• What is expected: Repeat every line of the listing below exactly, minus the pictures.

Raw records
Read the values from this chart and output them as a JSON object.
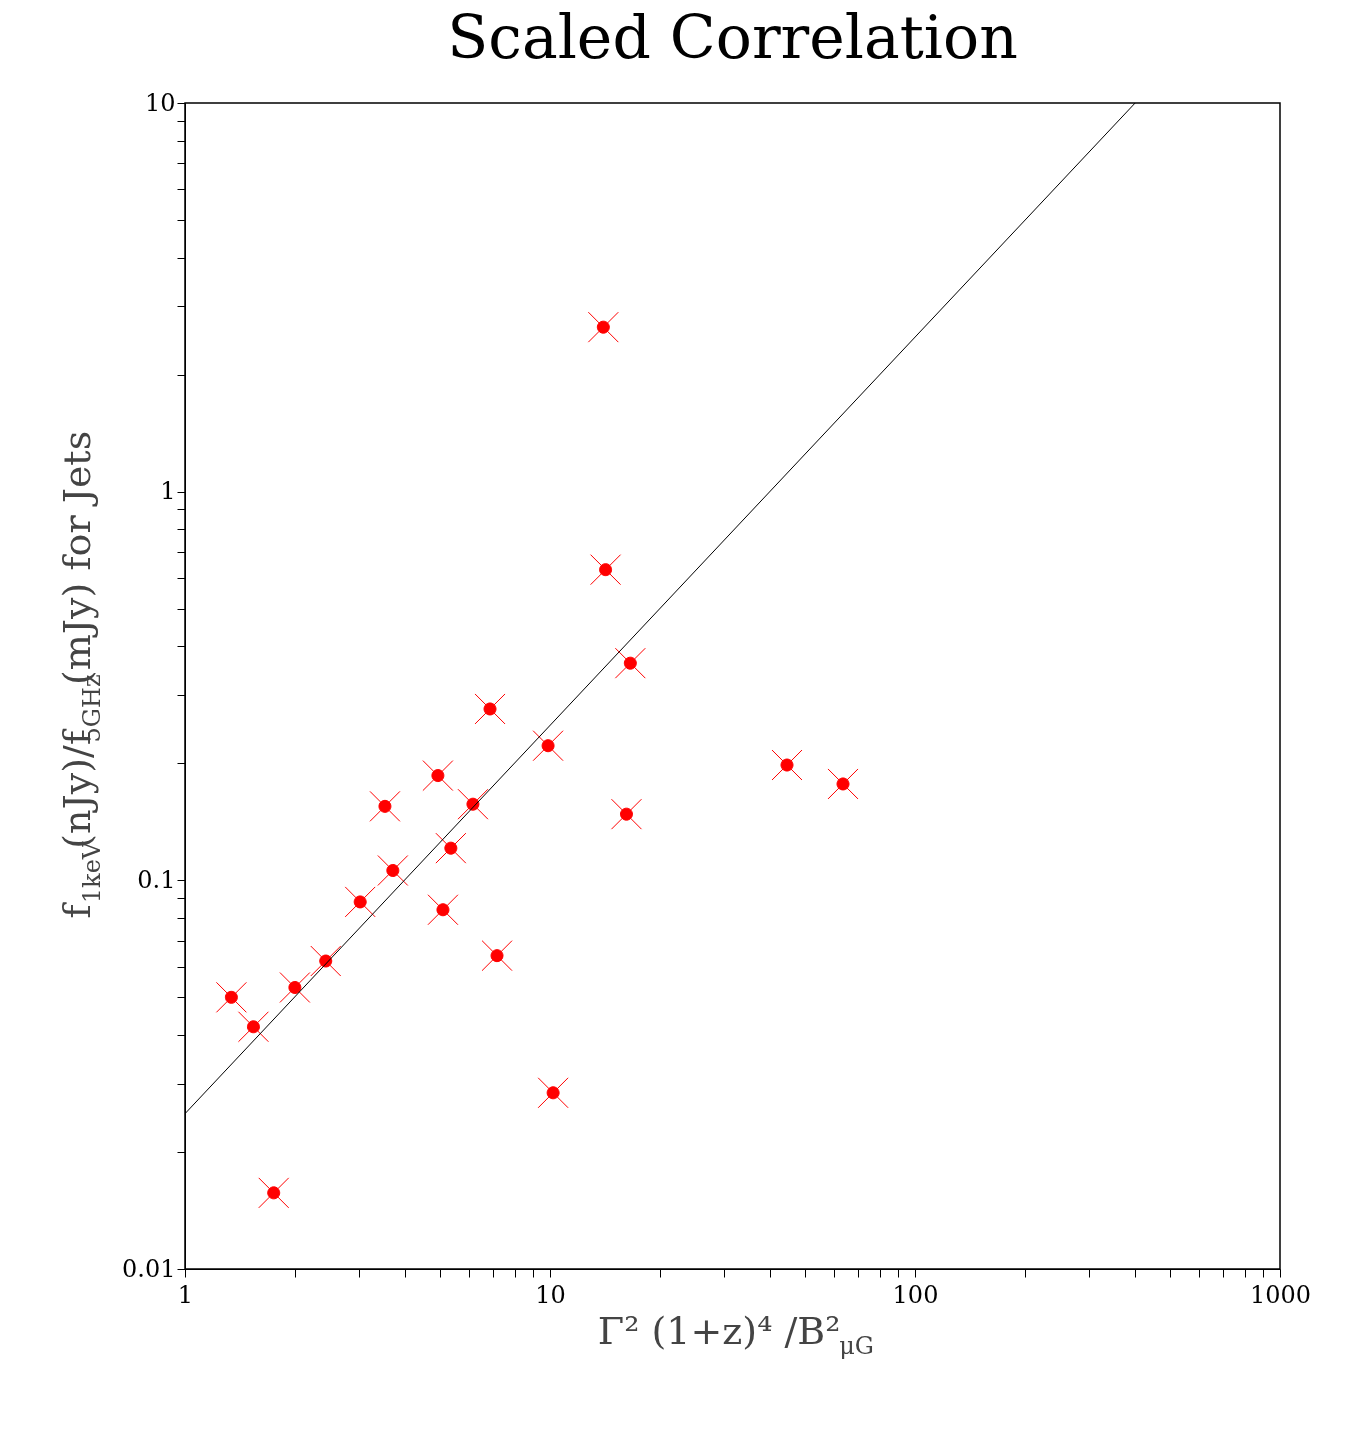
{
  "chart_data": {
    "type": "scatter",
    "title": "Scaled Correlation",
    "xlabel": "Γ² (1+z)⁴ /B²$_{μG}$",
    "ylabel": "f$_{1keV}$(nJy)/f$_{5GHz}$(mJy) for Jets",
    "log": "xy",
    "grid": false,
    "marker": "circle",
    "xlim": [
      1,
      1000
    ],
    "ylim": [
      0.01,
      10
    ],
    "xticks": [
      1,
      {
        "value": 2,
        "label": null
      },
      {
        "value": 3,
        "label": null
      },
      {
        "value": 4,
        "label": null
      },
      {
        "value": 5,
        "label": null
      },
      {
        "value": 6,
        "label": null
      },
      {
        "value": 7,
        "label": null
      },
      {
        "value": 8,
        "label": null
      },
      {
        "value": 9,
        "label": null
      },
      10,
      {
        "value": 20,
        "label": null
      },
      {
        "value": 30,
        "label": null
      },
      {
        "value": 40,
        "label": null
      },
      {
        "value": 50,
        "label": null
      },
      {
        "value": 60,
        "label": null
      },
      {
        "value": 70,
        "label": null
      },
      {
        "value": 80,
        "label": null
      },
      {
        "value": 90,
        "label": null
      },
      100,
      {
        "value": 200,
        "label": null
      },
      {
        "value": 300,
        "label": null
      },
      {
        "value": 400,
        "label": null
      },
      {
        "value": 500,
        "label": null
      },
      {
        "value": 600,
        "label": null
      },
      {
        "value": 700,
        "label": null
      },
      {
        "value": 800,
        "label": null
      },
      {
        "value": 900,
        "label": null
      },
      1000
    ],
    "yticks": [
      0.01,
      {
        "value": 0.02,
        "label": null
      },
      {
        "value": 0.03,
        "label": null
      },
      {
        "value": 0.04,
        "label": null
      },
      {
        "value": 0.05,
        "label": null
      },
      {
        "value": 0.06,
        "label": null
      },
      {
        "value": 0.07,
        "label": null
      },
      {
        "value": 0.08,
        "label": null
      },
      {
        "value": 0.09,
        "label": null
      },
      0.1,
      {
        "value": 0.2,
        "label": null
      },
      {
        "value": 0.3,
        "label": null
      },
      {
        "value": 0.4,
        "label": null
      },
      {
        "value": 0.5,
        "label": null
      },
      {
        "value": 0.6,
        "label": null
      },
      {
        "value": 0.7,
        "label": null
      },
      {
        "value": 0.8,
        "label": null
      },
      {
        "value": 0.9,
        "label": null
      },
      1,
      {
        "value": 2,
        "label": null
      },
      {
        "value": 3,
        "label": null
      },
      {
        "value": 4,
        "label": null
      },
      {
        "value": 5,
        "label": null
      },
      {
        "value": 6,
        "label": null
      },
      {
        "value": 7,
        "label": null
      },
      {
        "value": 8,
        "label": null
      },
      {
        "value": 9,
        "label": null
      },
      10
    ],
    "series": [
      {
        "color": "#ff0000",
        "x": [
          1.34,
          1.54,
          1.75,
          2.0,
          2.43,
          3.02,
          3.53,
          3.71,
          4.93,
          5.09,
          5.35,
          6.15,
          6.85,
          7.16,
          9.88,
          10.2,
          14.0,
          14.2,
          16.2,
          16.6,
          44.6,
          63.5
        ],
        "values": [
          0.05,
          0.042,
          0.0157,
          0.053,
          0.062,
          0.088,
          0.155,
          0.106,
          0.186,
          0.084,
          0.121,
          0.157,
          0.276,
          0.064,
          0.222,
          0.0284,
          2.65,
          0.63,
          0.148,
          0.362,
          0.198,
          0.177
        ]
      },
      {
        "type": "line",
        "color": "#000000",
        "marker": "none",
        "x": [
          1,
          401
        ],
        "values": [
          0.0251,
          10
        ]
      }
    ]
  }
}
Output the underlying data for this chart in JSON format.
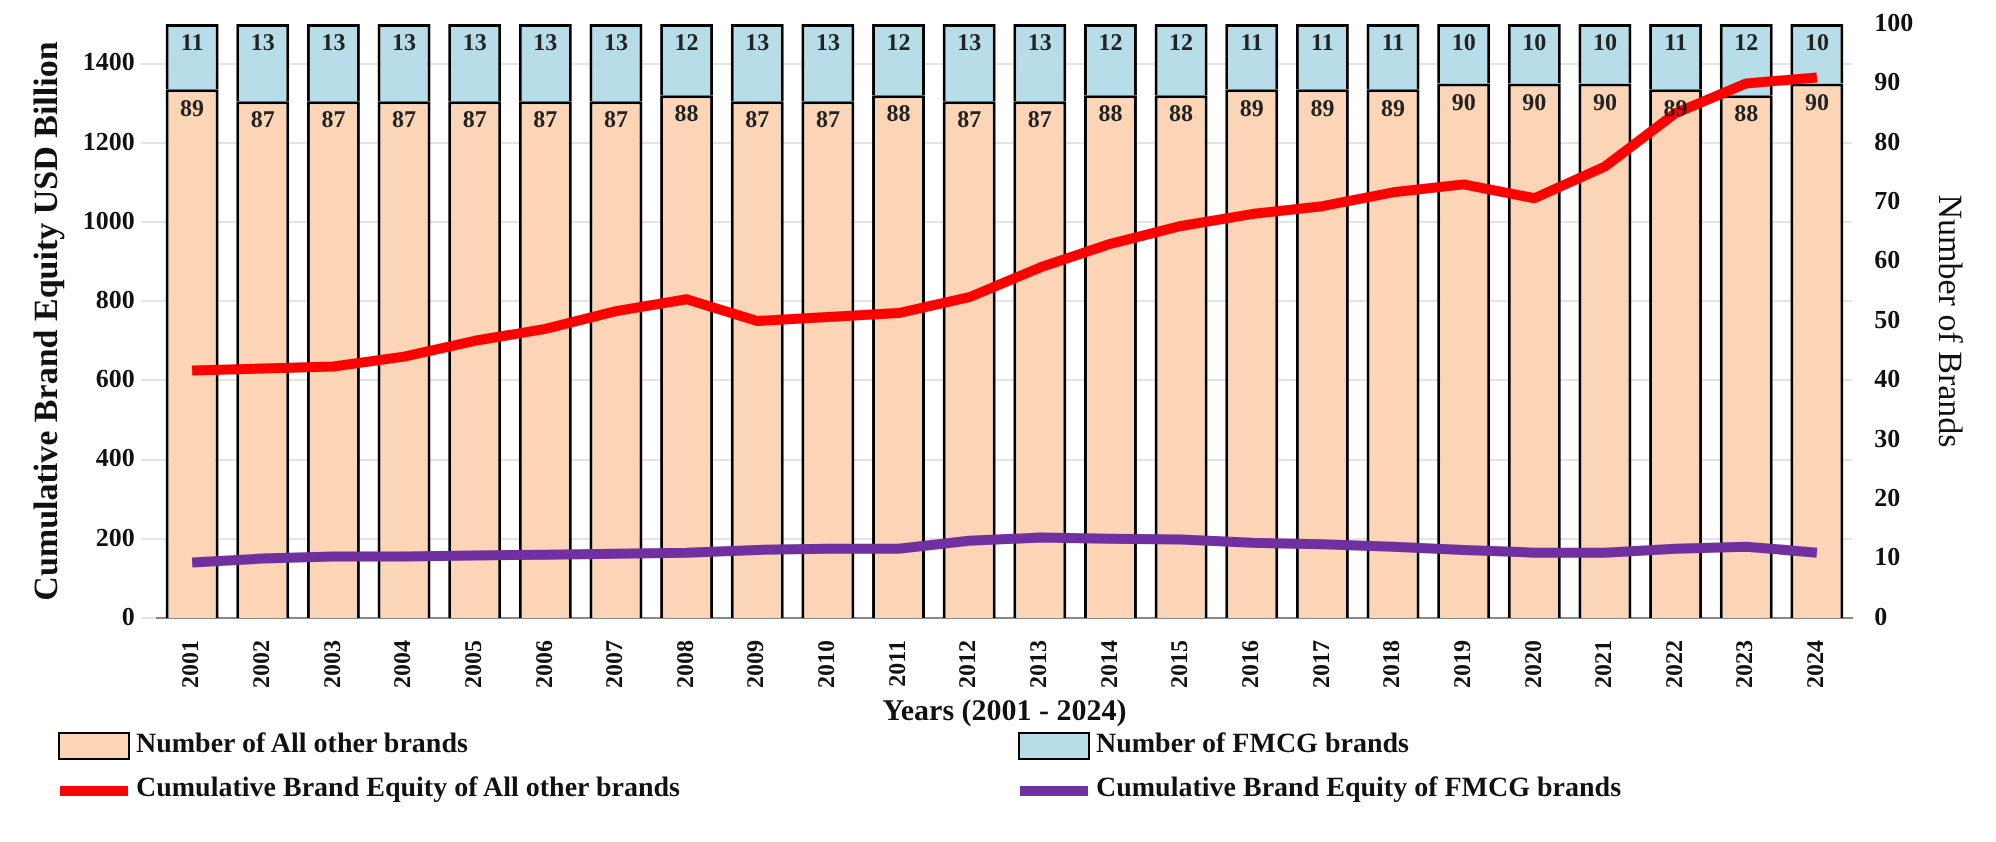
{
  "chart_data": {
    "type": "bar",
    "stacked": true,
    "xlabel": "Years (2001 - 2024)",
    "ylabel": "Cumulative Brand Equity USD Billion",
    "y2label": "Number of Brands",
    "categories": [
      "2001",
      "2002",
      "2003",
      "2004",
      "2005",
      "2006",
      "2007",
      "2008",
      "2009",
      "2010",
      "2011",
      "2012",
      "2013",
      "2014",
      "2015",
      "2016",
      "2017",
      "2018",
      "2019",
      "2020",
      "2021",
      "2022",
      "2023",
      "2024"
    ],
    "series": [
      {
        "name": "Number of All other brands",
        "axis": "y2",
        "color": "#fbd5b5",
        "values": [
          89,
          87,
          87,
          87,
          87,
          87,
          87,
          88,
          87,
          87,
          88,
          87,
          87,
          88,
          88,
          89,
          89,
          89,
          90,
          90,
          90,
          89,
          88,
          90
        ],
        "value_labels": [
          "89",
          "87",
          "87",
          "87",
          "87",
          "87",
          "87",
          "88",
          "87",
          "87",
          "88",
          "87",
          "87",
          "88",
          "88",
          "89",
          "89",
          "89",
          "90",
          "90",
          "90",
          "89",
          "88",
          "90"
        ]
      },
      {
        "name": "Number of FMCG brands",
        "axis": "y2",
        "color": "#b7dde8",
        "values": [
          11,
          13,
          13,
          13,
          13,
          13,
          13,
          12,
          13,
          13,
          12,
          13,
          13,
          12,
          12,
          11,
          11,
          11,
          10,
          10,
          10,
          11,
          12,
          10
        ],
        "value_labels": [
          "11",
          "13",
          "13",
          "13",
          "13",
          "13",
          "13",
          "12",
          "13",
          "13",
          "12",
          "13",
          "13",
          "12",
          "12",
          "11",
          "11",
          "11",
          "10",
          "10",
          "10",
          "11",
          "12",
          "10"
        ]
      },
      {
        "name": "Cumulative Brand Equity of All other brands",
        "type": "line",
        "axis": "y",
        "color": "#ff0000",
        "values": [
          625,
          630,
          635,
          660,
          700,
          730,
          775,
          805,
          750,
          760,
          770,
          810,
          885,
          945,
          990,
          1020,
          1040,
          1075,
          1095,
          1060,
          1140,
          1275,
          1350,
          1365
        ]
      },
      {
        "name": "Cumulative Brand Equity of FMCG brands",
        "type": "line",
        "axis": "y",
        "color": "#7030a0",
        "values": [
          140,
          150,
          155,
          155,
          158,
          160,
          162,
          165,
          172,
          175,
          175,
          195,
          203,
          200,
          198,
          190,
          186,
          180,
          172,
          165,
          165,
          175,
          180,
          165
        ]
      }
    ],
    "ylim": [
      0,
      1500
    ],
    "yticks": [
      0,
      200,
      400,
      600,
      800,
      1000,
      1200,
      1400
    ],
    "y2lim": [
      0,
      100
    ],
    "y2ticks": [
      0,
      10,
      20,
      30,
      40,
      50,
      60,
      70,
      80,
      90,
      100
    ],
    "grid": "y",
    "legend": "bottom",
    "marker": "none",
    "line_style": "solid"
  }
}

• Exercise answer:
Read the values from this chart and output them as a JSON object.
{
  "chart_data": {
    "type": "scatter",
    "title": "Scaled Correlation",
    "xlabel": "Γ² (1+z)⁴ /B²$_{μG}$",
    "ylabel": "f$_{1keV}$(nJy)/f$_{5GHz}$(mJy) for Jets",
    "log": "xy",
    "grid": false,
    "marker": "circle",
    "xlim": [
      1,
      1000
    ],
    "ylim": [
      0.01,
      10
    ],
    "xticks": [
      1,
      {
        "value": 2,
        "label": null
      },
      {
        "value": 3,
        "label": null
      },
      {
        "value": 4,
        "label": null
      },
      {
        "value": 5,
        "label": null
      },
      {
        "value": 6,
        "label": null
      },
      {
        "value": 7,
        "label": null
      },
      {
        "value": 8,
        "label": null
      },
      {
        "value": 9,
        "label": null
      },
      10,
      {
        "value": 20,
        "label": null
      },
      {
        "value": 30,
        "label": null
      },
      {
        "value": 40,
        "label": null
      },
      {
        "value": 50,
        "label": null
      },
      {
        "value": 60,
        "label": null
      },
      {
        "value": 70,
        "label": null
      },
      {
        "value": 80,
        "label": null
      },
      {
        "value": 90,
        "label": null
      },
      100,
      {
        "value": 200,
        "label": null
      },
      {
        "value": 300,
        "label": null
      },
      {
        "value": 400,
        "label": null
      },
      {
        "value": 500,
        "label": null
      },
      {
        "value": 600,
        "label": null
      },
      {
        "value": 700,
        "label": null
      },
      {
        "value": 800,
        "label": null
      },
      {
        "value": 900,
        "label": null
      },
      1000
    ],
    "yticks": [
      0.01,
      {
        "value": 0.02,
        "label": null
      },
      {
        "value": 0.03,
        "label": null
      },
      {
        "value": 0.04,
        "label": null
      },
      {
        "value": 0.05,
        "label": null
      },
      {
        "value": 0.06,
        "label": null
      },
      {
        "value": 0.07,
        "label": null
      },
      {
        "value": 0.08,
        "label": null
      },
      {
        "value": 0.09,
        "label": null
      },
      0.1,
      {
        "value": 0.2,
        "label": null
      },
      {
        "value": 0.3,
        "label": null
      },
      {
        "value": 0.4,
        "label": null
      },
      {
        "value": 0.5,
        "label": null
      },
      {
        "value": 0.6,
        "label": null
      },
      {
        "value": 0.7,
        "label": null
      },
      {
        "value": 0.8,
        "label": null
      },
      {
        "value": 0.9,
        "label": null
      },
      1,
      {
        "value": 2,
        "label": null
      },
      {
        "value": 3,
        "label": null
      },
      {
        "value": 4,
        "label": null
      },
      {
        "value": 5,
        "label": null
      },
      {
        "value": 6,
        "label": null
      },
      {
        "value": 7,
        "label": null
      },
      {
        "value": 8,
        "label": null
      },
      {
        "value": 9,
        "label": null
      },
      10
    ],
    "series": [
      {
        "color": "#ff0000",
        "x": [
          1.34,
          1.54,
          1.75,
          2.0,
          2.43,
          3.02,
          3.53,
          3.71,
          4.93,
          5.09,
          5.35,
          6.15,
          6.85,
          7.16,
          9.88,
          10.2,
          14.0,
          14.2,
          16.2,
          16.6,
          44.6,
          63.5
        ],
        "values": [
          0.05,
          0.042,
          0.0157,
          0.053,
          0.062,
          0.088,
          0.155,
          0.106,
          0.186,
          0.084,
          0.121,
          0.157,
          0.276,
          0.064,
          0.222,
          0.0284,
          2.65,
          0.63,
          0.148,
          0.362,
          0.198,
          0.177
        ]
      },
      {
        "type": "line",
        "color": "#000000",
        "marker": "none",
        "x": [
          1,
          401
        ],
        "values": [
          0.0251,
          10
        ]
      }
    ]
  }
}
Output the underlying data for this chart in JSON format.
{
  "chart_data": {
    "type": "bar",
    "stacked": true,
    "xlabel": "Years (2001 - 2024)",
    "ylabel": "Cumulative Brand Equity USD Billion",
    "y2label": "Number of Brands",
    "categories": [
      "2001",
      "2002",
      "2003",
      "2004",
      "2005",
      "2006",
      "2007",
      "2008",
      "2009",
      "2010",
      "2011",
      "2012",
      "2013",
      "2014",
      "2015",
      "2016",
      "2017",
      "2018",
      "2019",
      "2020",
      "2021",
      "2022",
      "2023",
      "2024"
    ],
    "series": [
      {
        "name": "Number of All other brands",
        "axis": "y2",
        "color": "#fbd5b5",
        "values": [
          89,
          87,
          87,
          87,
          87,
          87,
          87,
          88,
          87,
          87,
          88,
          87,
          87,
          88,
          88,
          89,
          89,
          89,
          90,
          90,
          90,
          89,
          88,
          90
        ],
        "value_labels": [
          "89",
          "87",
          "87",
          "87",
          "87",
          "87",
          "87",
          "88",
          "87",
          "87",
          "88",
          "87",
          "87",
          "88",
          "88",
          "89",
          "89",
          "89",
          "90",
          "90",
          "90",
          "89",
          "88",
          "90"
        ]
      },
      {
        "name": "Number of FMCG brands",
        "axis": "y2",
        "color": "#b7dde8",
        "values": [
          11,
          13,
          13,
          13,
          13,
          13,
          13,
          12,
          13,
          13,
          12,
          13,
          13,
          12,
          12,
          11,
          11,
          11,
          10,
          10,
          10,
          11,
          12,
          10
        ],
        "value_labels": [
          "11",
          "13",
          "13",
          "13",
          "13",
          "13",
          "13",
          "12",
          "13",
          "13",
          "12",
          "13",
          "13",
          "12",
          "12",
          "11",
          "11",
          "11",
          "10",
          "10",
          "10",
          "11",
          "12",
          "10"
        ]
      },
      {
        "name": "Cumulative Brand Equity of All other brands",
        "type": "line",
        "axis": "y",
        "color": "#ff0000",
        "values": [
          625,
          630,
          635,
          660,
          700,
          730,
          775,
          805,
          750,
          760,
          770,
          810,
          885,
          945,
          990,
          1020,
          1040,
          1075,
          1095,
          1060,
          1140,
          1275,
          1350,
          1365
        ]
      },
      {
        "name": "Cumulative Brand Equity of FMCG brands",
        "type": "line",
        "axis": "y",
        "color": "#7030a0",
        "values": [
          140,
          150,
          155,
          155,
          158,
          160,
          162,
          165,
          172,
          175,
          175,
          195,
          203,
          200,
          198,
          190,
          186,
          180,
          172,
          165,
          165,
          175,
          180,
          165
        ]
      }
    ],
    "ylim": [
      0,
      1500
    ],
    "yticks": [
      0,
      200,
      400,
      600,
      800,
      1000,
      1200,
      1400
    ],
    "y2lim": [
      0,
      100
    ],
    "y2ticks": [
      0,
      10,
      20,
      30,
      40,
      50,
      60,
      70,
      80,
      90,
      100
    ],
    "grid": "y",
    "legend": "bottom",
    "marker": "none",
    "line_style": "solid"
  }
}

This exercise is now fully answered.